Items from a data source:
>> start
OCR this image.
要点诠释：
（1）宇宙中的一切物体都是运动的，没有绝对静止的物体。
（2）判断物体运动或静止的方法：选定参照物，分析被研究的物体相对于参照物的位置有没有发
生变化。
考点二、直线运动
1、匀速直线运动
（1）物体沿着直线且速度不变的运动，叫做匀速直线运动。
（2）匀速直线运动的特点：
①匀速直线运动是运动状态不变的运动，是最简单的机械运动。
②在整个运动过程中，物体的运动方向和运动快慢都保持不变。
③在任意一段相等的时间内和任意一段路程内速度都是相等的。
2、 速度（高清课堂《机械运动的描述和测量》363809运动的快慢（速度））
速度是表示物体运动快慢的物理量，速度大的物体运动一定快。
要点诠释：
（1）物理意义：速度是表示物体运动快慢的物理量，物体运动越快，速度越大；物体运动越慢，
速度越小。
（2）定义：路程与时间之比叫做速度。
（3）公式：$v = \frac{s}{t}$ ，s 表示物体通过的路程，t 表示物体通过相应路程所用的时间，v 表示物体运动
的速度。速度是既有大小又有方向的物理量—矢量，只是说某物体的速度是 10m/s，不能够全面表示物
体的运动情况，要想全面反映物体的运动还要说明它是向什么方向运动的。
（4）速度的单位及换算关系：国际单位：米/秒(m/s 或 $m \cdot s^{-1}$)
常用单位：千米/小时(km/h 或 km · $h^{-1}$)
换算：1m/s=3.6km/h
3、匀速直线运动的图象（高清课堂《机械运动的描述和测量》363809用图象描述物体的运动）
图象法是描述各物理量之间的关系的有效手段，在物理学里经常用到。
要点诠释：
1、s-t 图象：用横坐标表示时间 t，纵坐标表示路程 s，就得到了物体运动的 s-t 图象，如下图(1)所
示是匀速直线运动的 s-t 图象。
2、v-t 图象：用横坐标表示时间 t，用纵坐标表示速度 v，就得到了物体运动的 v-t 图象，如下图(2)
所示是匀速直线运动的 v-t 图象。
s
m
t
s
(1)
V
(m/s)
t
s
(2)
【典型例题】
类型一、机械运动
>> end
### What you will do
Make an exact copy of every line in the data.

### Result of the task
OCR this image.
要点诠释：
（1）宇宙中的一切物体都是运动的，没有绝对静止的物体。
（2）判断物体运动或静止的方法：选定参照物，分析被研究的物体相对于参照物的位置有没有发
生变化。
考点二、直线运动
1、匀速直线运动
（1）物体沿着直线且速度不变的运动，叫做匀速直线运动。
（2）匀速直线运动的特点：
①匀速直线运动是运动状态不变的运动，是最简单的机械运动。
②在整个运动过程中，物体的运动方向和运动快慢都保持不变。
③在任意一段相等的时间内和任意一段路程内速度都是相等的。
2、 速度（高清课堂《机械运动的描述和测量》363809运动的快慢（速度））
速度是表示物体运动快慢的物理量，速度大的物体运动一定快。
要点诠释：
（1）物理意义：速度是表示物体运动快慢的物理量，物体运动越快，速度越大；物体运动越慢，
速度越小。
（2）定义：路程与时间之比叫做速度。
（3）公式：$v = \frac{s}{t}$ ，s 表示物体通过的路程，t 表示物体通过相应路程所用的时间，v 表示物体运动
的速度。速度是既有大小又有方向的物理量—矢量，只是说某物体的速度是 10m/s，不能够全面表示物
体的运动情况，要想全面反映物体的运动还要说明它是向什么方向运动的。
（4）速度的单位及换算关系：国际单位：米/秒(m/s 或 $m \cdot s^{-1}$)
常用单位：千米/小时(km/h 或 km · $h^{-1}$)
换算：1m/s=3.6km/h
3、匀速直线运动的图象（高清课堂《机械运动的描述和测量》363809用图象描述物体的运动）
图象法是描述各物理量之间的关系的有效手段，在物理学里经常用到。
要点诠释：
1、s-t 图象：用横坐标表示时间 t，纵坐标表示路程 s，就得到了物体运动的 s-t 图象，如下图(1)所
示是匀速直线运动的 s-t 图象。
2、v-t 图象：用横坐标表示时间 t，用纵坐标表示速度 v，就得到了物体运动的 v-t 图象，如下图(2)
所示是匀速直线运动的 v-t 图象。
s
m
t
s
(1)
V
(m/s)
t
s
(2)
【典型例题】
类型一、机械运动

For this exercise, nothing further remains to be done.